— begin EXCERPTED PASSAGE —

Saturday, March 29, 2014

The Art of Interaction With Famous Folks

In American culture there are several universal loves. We love sports. We love apple pie. We love fast cars. And we love famous people. Be it athletes, or television stars, or movie stars, or reality TV rejects, we Americans can’t get enough. You’d be lying if you said you’ve never done this: You’re checking out at your local grocery store and you spot an Us Magazine or People Magazine, or National Enquirer. See "Celeb X" is now dating or broke up with "Celeb Y". You know you at least picked it up and skimmed through it. Americans eat this shit up like Fiddo does kibble.

For whatever reason, we can’t seem to get over our fascination with the people that appear on our various “dummy boxes”. (Laptop, Smartphones, tablets, TVs etc.) Americans treat seeing a celebrity like discovering a 3 legged, purple polka dotted unicorn. Now working in Hollywood affords me the opportunity to “rub shoulders” with some of these people and here’s what I’ve learned.

A) They’re just people. Trust me they eat, drink, sleep, pee, and poop like everyone else on this giant blue floating ball of death we call Earth.

B) Most are actually really nice. Now, you do run into a few jerks, but that’s the case with most people in life. You had nice teachers and you had asshole teachers. You’ve met asshole cops and you’ve met nice cops. The same is true with celebs. Most people had to work really hard to get where they are.

While most are very humble and thankful for all they have, it’s the former child stars or second generation celebrities who are the real assholes. They’ve been “somebody” their whole life and think all they have is a “birthright”. They’ve always had someone kissing their ass and come to believe their behavior is “normal” or “expectable”.

— end EXCERPTED PASSAGE —

▶ [PROBLEMS]
A) Please name every universal love of American culture that the celebrity post lists.
B) Write the next part of the celebrity post, picking up right after its final sentence.
The listing after this has no connection to the celebrity post.

— begin MATERIAL PROVIDED —

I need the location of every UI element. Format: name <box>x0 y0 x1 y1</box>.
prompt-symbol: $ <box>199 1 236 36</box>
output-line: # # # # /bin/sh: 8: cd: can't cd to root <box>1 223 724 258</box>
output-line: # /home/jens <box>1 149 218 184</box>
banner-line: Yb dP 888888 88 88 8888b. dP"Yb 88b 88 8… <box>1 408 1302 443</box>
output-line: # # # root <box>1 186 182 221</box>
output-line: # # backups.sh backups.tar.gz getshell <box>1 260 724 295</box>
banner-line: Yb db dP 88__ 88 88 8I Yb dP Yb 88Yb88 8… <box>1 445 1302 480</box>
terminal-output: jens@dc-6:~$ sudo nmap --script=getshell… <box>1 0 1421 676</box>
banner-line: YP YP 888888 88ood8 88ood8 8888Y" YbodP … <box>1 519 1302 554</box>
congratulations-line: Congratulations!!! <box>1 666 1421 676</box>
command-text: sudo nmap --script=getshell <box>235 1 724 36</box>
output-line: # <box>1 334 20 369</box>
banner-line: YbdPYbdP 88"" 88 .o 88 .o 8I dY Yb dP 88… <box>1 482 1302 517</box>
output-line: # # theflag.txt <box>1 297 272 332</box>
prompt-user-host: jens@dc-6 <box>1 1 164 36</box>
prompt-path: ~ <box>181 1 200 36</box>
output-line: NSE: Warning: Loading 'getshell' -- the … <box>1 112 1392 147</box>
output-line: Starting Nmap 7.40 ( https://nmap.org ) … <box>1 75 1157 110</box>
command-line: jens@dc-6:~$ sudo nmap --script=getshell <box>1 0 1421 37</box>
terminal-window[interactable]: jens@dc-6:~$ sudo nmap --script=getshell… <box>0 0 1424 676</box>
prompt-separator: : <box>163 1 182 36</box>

— end MATERIAL PROVIDED —

▶ [ANSWERS TO THE PROBLEMS]
A) Sports, apple pie, fast cars, and famous people.

B)
Since I’ve interacted with more than few and since I have tons of friends in this business or who want to be in this business, I’ve created a list to show you guys how to interact with them. A la, how to take a picture or ask for an autograph.

1) Act NORMAL!!

I’m sure you’re excited to see “Joe Blo” or “Suzy Q” but remember they KNOW who they are and they get that “Oh my God it’s you!” reaction every time they leave the house. So when someone is just cool, calm, and collected it’s actually really refreshing. Be admiring but don’t kiss ass, and don’t make it seem like they’re the second coming. (Refer to “A” above.)

Remember we’re filmmakers, we interact with these people daily. We’re not civilians on the street. If you don’t make a living in the entertainment world, you sure lose your shit when you see George Lucas, or Brad Pitt, or Haley Barry. But remember, you, a filmmaker, acting like “that” is sort of like zookeeper getting “all hyped” at the sight of a lion. Trust me, you’ll be seeing them everyday.

2) Only ask for a picture if you’re sure you’ll never work with them again OR you won’t be working with them anytime soon.

There was a celebrity I worked with recently that I was pretty excited to meet. He’s a very funny comedian I won't say who it was. I actually wanted a picture, which is weird for me because I hardly do. But then I realized I’d more than likely be working with the dude again in a few weeks on another show. And wouldn’t you know it, I will be. If you’re on a one-day commercial with Denzel, sure you can ask for a picture. But if you’re on 3-month shoot with the guy don’t go asking for a photo op on the first day.

3) NEVER, NEVER, ask for a photo during the last day of production, on the way to set, OR right after they’ve wrapped.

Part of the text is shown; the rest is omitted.